**WORK TO BE COMPLETED:** Gather all lines with "personal" from the records.

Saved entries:
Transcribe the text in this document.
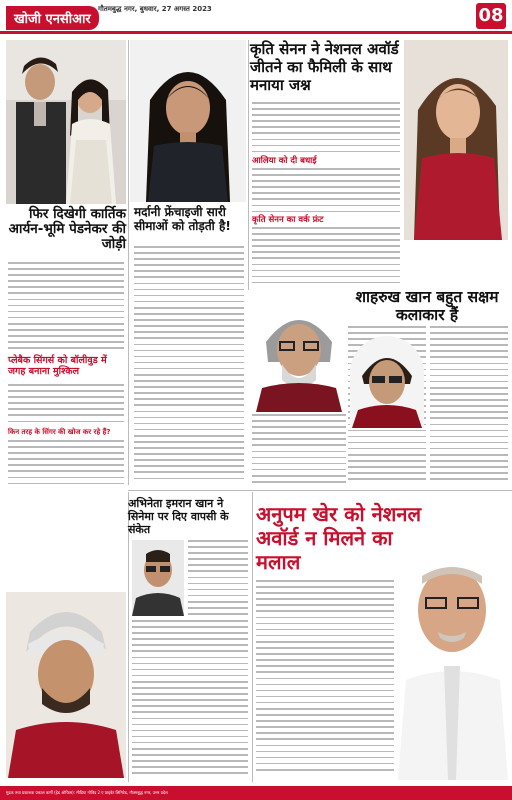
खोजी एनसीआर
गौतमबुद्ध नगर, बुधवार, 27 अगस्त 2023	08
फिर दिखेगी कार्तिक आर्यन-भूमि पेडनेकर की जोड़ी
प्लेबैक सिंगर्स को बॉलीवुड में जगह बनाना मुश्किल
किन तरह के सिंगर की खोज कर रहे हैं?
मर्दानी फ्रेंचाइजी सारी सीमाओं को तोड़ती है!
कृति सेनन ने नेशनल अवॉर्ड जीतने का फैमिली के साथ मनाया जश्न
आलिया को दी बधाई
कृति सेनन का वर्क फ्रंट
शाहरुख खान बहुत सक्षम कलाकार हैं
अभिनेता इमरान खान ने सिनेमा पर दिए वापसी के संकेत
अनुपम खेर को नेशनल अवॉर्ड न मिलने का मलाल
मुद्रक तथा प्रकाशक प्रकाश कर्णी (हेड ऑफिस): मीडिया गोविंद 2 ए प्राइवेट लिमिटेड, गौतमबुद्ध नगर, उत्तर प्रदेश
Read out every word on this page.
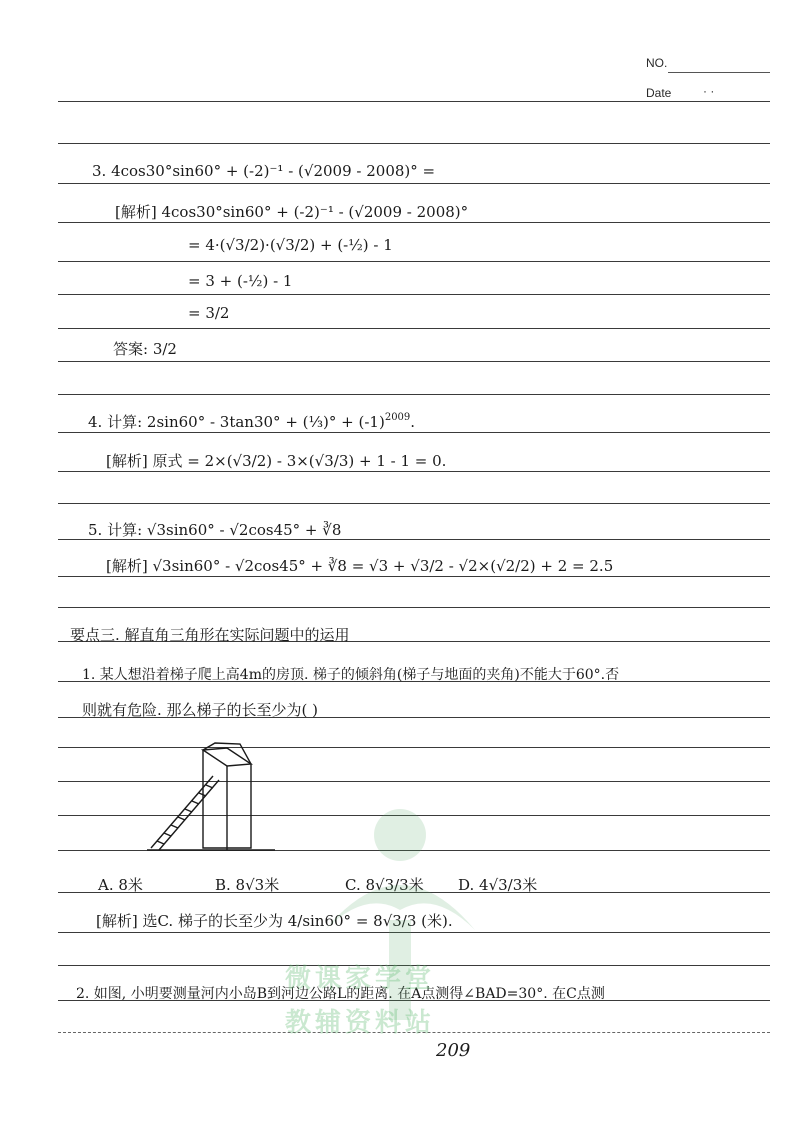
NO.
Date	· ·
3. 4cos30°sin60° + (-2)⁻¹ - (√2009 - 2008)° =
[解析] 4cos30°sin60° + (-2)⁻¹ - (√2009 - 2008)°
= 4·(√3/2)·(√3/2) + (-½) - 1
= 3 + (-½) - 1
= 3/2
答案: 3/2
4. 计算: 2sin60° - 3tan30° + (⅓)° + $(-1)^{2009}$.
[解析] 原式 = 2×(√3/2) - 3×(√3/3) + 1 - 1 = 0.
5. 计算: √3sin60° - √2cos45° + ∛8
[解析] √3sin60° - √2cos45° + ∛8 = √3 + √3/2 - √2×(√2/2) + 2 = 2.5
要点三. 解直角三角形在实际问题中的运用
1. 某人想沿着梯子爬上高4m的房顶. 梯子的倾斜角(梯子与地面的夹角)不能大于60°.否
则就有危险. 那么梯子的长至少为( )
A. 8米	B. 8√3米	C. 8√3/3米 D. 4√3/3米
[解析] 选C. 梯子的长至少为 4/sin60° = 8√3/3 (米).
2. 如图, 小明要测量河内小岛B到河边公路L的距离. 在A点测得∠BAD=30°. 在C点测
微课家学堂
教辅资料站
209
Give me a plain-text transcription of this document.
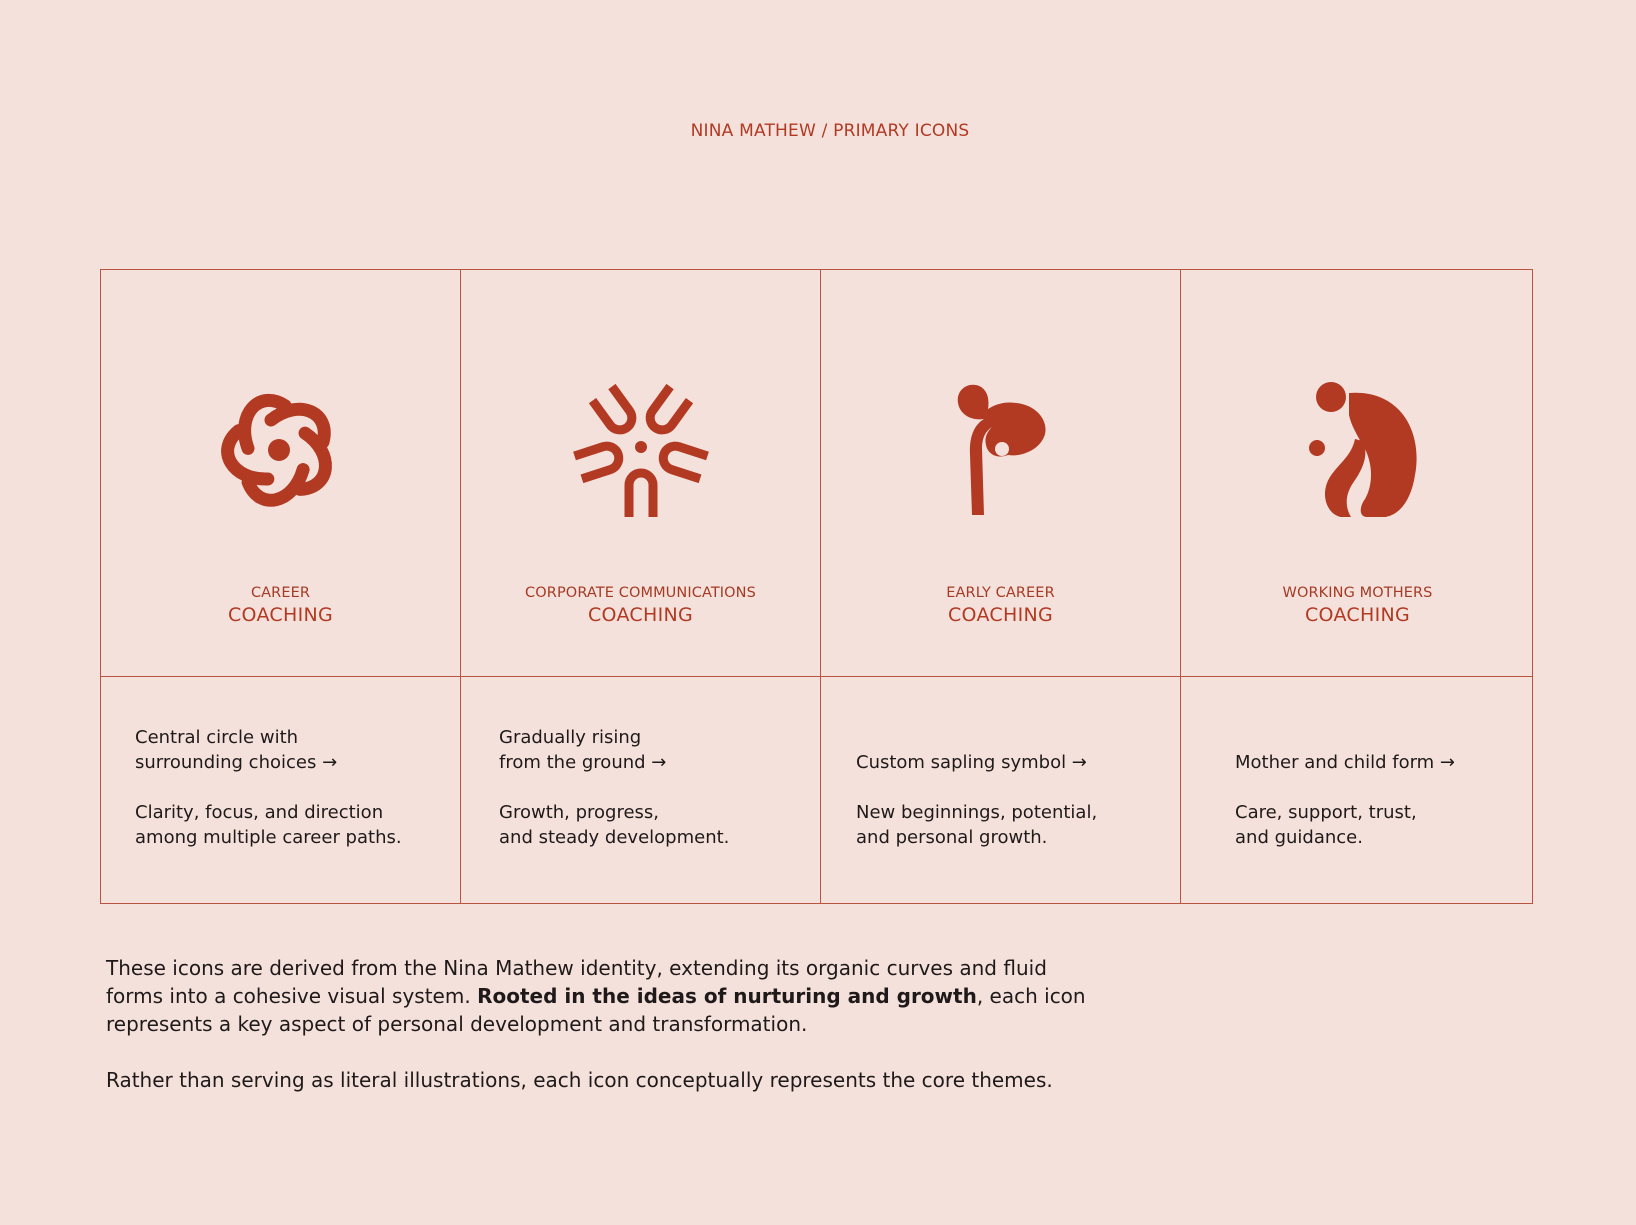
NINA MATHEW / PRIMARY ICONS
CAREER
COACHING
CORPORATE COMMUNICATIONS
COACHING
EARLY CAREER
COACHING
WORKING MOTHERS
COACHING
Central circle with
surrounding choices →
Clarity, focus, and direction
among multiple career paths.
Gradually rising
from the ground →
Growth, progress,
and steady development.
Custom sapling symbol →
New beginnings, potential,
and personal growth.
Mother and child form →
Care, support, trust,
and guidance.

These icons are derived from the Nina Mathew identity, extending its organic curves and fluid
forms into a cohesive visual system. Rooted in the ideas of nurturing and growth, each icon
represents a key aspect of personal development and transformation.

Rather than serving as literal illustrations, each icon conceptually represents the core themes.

**EXPECTED OUTPUT:**
and personal growth.
represents a key aspect of personal development and transformation.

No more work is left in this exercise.